### EXERCISE DESCRIPTION
Go through the material below and copy each line where the word "icon" appears.

### DATA PROVIDED
- - -

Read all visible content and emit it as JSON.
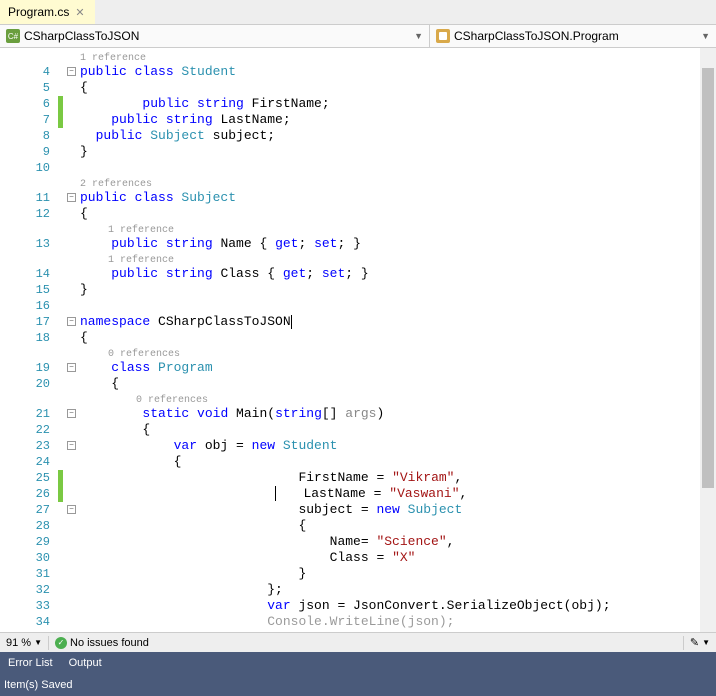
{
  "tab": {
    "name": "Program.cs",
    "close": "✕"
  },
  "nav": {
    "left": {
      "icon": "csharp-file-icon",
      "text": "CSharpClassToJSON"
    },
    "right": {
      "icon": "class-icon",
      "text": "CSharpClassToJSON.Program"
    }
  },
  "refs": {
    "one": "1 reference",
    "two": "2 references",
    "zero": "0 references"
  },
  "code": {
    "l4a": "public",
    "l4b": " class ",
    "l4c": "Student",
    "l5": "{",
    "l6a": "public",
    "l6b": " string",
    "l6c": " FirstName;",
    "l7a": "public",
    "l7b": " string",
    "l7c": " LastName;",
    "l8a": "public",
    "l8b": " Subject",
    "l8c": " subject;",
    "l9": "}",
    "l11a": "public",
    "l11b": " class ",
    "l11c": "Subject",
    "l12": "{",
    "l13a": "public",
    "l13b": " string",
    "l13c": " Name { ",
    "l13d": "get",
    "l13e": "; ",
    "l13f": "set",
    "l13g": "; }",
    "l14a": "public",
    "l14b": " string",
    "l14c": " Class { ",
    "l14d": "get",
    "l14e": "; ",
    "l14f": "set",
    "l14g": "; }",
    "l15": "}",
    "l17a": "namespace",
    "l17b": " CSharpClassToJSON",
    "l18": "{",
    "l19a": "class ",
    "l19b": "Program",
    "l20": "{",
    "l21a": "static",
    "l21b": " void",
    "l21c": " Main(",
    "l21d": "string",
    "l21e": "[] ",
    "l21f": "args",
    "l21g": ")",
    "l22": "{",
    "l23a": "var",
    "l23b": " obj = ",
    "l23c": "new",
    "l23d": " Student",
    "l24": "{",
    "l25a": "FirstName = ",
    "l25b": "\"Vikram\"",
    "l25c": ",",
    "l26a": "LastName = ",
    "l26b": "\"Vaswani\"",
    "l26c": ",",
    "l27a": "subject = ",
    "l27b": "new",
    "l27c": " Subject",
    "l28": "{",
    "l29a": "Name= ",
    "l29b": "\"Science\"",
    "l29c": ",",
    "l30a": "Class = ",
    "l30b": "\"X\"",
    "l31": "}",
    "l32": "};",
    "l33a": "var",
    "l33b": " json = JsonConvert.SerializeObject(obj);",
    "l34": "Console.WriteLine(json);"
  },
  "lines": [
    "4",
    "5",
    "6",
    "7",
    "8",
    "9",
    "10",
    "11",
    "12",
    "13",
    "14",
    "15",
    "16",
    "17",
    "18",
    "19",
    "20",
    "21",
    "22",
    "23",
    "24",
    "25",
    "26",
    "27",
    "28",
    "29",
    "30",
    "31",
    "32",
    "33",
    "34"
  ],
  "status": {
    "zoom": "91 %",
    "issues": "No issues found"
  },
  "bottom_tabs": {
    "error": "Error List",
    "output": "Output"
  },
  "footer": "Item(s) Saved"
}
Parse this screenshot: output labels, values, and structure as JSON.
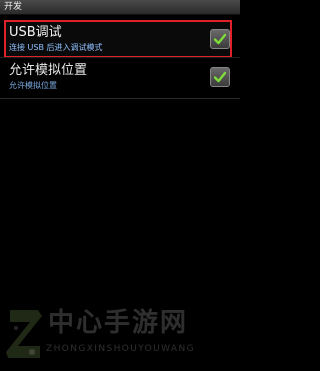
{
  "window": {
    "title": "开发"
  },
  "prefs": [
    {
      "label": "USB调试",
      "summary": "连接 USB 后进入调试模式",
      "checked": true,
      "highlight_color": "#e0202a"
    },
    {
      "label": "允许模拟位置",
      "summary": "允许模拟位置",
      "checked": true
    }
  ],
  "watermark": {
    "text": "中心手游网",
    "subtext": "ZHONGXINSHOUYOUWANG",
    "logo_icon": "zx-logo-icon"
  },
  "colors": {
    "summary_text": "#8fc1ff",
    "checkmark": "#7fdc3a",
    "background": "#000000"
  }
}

- - -

### TASK ANSWER
      "icon": "csharp-file-icon",
      "icon": "class-icon",
    "logo_icon": "zx-logo-icon"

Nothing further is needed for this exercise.